INSTRUCTION>
Using the SQL generation instructions, explain why the example for "over 3000" calls for `> 3000` and not `>= 3000`.

PAGE TEXT>
***
# SQL Generation Instructions - Evidence-First Approach

## CRITICAL: Output Format
- Generate ONLY the SQL query
- No markdown, no comments, no explanation
- End with semicolon

## Step 1: Parse Evidence FIRST

When evidence is provided, it OVERRIDES everything:
- **Column mappings**: "X refers to Y" → Use Y for X
- **Formulas**: Copy exactly as shown
- **Operators**: Use exact operators (> not >=, < not <=)
- **Values**: Use exact values and format

Examples:
- "over 3000 refers to INCOME_K > 3000" → Use `> 3000` NOT `>= 3000`
- "percentage = COUNT(X) * 100 / COUNT(Y)" → Use this exact formula
- "name refers to FirstName, LastName" → Return both columns

## Step 2: Identify Query Pattern

### Pattern A: Simple Selection
**Question**: "What/Which [entity]..." without aggregation
**Template**: `SELECT [columns] FROM [table] WHERE [conditions]`
**Column Rule**: Return ONLY the entity identifier requested

### Pattern B: Counting
**Question**: "How many..."
***
Saved data entries:
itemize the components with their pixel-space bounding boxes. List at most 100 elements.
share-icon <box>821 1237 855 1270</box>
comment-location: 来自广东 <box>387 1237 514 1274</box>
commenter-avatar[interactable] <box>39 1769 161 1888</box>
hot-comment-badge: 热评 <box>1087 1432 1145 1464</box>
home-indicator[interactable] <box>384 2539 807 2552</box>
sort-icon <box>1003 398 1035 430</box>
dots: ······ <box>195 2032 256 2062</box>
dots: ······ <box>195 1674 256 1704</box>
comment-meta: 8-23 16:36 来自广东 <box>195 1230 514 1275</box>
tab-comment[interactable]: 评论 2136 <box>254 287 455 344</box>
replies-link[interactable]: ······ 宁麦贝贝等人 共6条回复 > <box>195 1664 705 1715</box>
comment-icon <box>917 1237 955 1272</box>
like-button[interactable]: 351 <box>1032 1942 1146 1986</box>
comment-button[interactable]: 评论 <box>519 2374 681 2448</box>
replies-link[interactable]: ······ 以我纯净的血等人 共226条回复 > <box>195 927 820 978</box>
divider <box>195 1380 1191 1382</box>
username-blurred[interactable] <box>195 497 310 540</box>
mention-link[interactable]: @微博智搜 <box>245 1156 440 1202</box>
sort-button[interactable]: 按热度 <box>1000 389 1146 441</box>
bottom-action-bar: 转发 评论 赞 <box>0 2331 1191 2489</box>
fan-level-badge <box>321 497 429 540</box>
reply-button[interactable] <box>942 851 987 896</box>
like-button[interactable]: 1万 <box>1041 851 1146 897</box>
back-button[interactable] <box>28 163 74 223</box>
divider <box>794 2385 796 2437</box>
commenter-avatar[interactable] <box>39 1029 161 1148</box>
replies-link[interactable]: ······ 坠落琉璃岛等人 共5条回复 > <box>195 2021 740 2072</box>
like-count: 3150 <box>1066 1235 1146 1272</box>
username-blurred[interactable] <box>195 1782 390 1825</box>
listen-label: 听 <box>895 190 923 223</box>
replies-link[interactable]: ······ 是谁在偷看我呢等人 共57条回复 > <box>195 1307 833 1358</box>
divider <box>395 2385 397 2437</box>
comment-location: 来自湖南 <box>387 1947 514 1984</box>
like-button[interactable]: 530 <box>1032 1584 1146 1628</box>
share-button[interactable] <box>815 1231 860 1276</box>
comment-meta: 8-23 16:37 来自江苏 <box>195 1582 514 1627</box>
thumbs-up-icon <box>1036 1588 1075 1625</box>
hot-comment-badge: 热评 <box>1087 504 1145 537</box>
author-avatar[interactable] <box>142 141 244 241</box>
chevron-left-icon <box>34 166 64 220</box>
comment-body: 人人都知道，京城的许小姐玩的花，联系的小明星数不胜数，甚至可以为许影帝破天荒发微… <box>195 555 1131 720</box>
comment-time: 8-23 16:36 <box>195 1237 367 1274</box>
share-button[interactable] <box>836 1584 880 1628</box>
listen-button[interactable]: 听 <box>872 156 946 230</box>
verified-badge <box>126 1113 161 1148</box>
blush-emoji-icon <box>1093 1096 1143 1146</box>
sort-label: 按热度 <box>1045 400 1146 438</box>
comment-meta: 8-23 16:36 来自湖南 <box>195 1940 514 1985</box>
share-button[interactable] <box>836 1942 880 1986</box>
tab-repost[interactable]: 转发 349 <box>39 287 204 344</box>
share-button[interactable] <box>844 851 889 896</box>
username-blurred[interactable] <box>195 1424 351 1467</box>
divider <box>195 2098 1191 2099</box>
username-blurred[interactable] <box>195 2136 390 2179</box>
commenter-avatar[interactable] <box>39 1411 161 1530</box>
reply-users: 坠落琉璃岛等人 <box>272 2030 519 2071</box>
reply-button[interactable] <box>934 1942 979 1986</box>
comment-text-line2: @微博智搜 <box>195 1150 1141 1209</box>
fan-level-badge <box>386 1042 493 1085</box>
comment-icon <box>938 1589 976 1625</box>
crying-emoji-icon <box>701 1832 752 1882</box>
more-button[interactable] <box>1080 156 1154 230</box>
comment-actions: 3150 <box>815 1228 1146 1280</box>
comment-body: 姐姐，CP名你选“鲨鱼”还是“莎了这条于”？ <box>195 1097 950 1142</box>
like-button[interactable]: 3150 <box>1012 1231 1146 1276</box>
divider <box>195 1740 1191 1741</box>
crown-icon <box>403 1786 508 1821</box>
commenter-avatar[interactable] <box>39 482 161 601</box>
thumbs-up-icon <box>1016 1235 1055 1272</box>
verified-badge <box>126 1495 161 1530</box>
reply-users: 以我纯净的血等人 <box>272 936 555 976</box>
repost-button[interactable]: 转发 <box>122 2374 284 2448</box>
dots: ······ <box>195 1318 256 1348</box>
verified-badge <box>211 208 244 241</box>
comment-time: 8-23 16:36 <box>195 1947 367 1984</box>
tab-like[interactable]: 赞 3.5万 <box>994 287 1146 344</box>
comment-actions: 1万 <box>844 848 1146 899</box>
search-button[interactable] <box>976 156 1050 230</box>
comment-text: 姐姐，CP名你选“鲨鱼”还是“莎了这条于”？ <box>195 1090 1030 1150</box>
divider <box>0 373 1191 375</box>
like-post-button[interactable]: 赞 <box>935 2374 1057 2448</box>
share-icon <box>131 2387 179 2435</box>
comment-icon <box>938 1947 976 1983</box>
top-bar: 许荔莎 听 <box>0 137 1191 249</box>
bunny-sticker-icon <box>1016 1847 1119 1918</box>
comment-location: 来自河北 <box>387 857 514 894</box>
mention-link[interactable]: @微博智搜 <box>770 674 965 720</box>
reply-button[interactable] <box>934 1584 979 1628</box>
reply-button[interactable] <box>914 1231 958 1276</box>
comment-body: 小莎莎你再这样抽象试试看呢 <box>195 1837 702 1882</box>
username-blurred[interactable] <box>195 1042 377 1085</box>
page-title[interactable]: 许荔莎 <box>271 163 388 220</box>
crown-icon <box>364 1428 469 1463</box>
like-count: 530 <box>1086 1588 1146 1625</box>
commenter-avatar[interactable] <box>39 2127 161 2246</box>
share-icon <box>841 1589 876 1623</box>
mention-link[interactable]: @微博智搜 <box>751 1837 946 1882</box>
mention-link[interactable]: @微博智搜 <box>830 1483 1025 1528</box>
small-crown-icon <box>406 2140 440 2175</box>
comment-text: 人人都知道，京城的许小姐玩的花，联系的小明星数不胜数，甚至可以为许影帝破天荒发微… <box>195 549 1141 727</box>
***
WRITTEN RESPONSE>
The evidence maps "over 3000" to INCOME_K > 3000. Under Step 1, provided evidence overrides everything, and its operators must be used exactly, so > cannot become >=.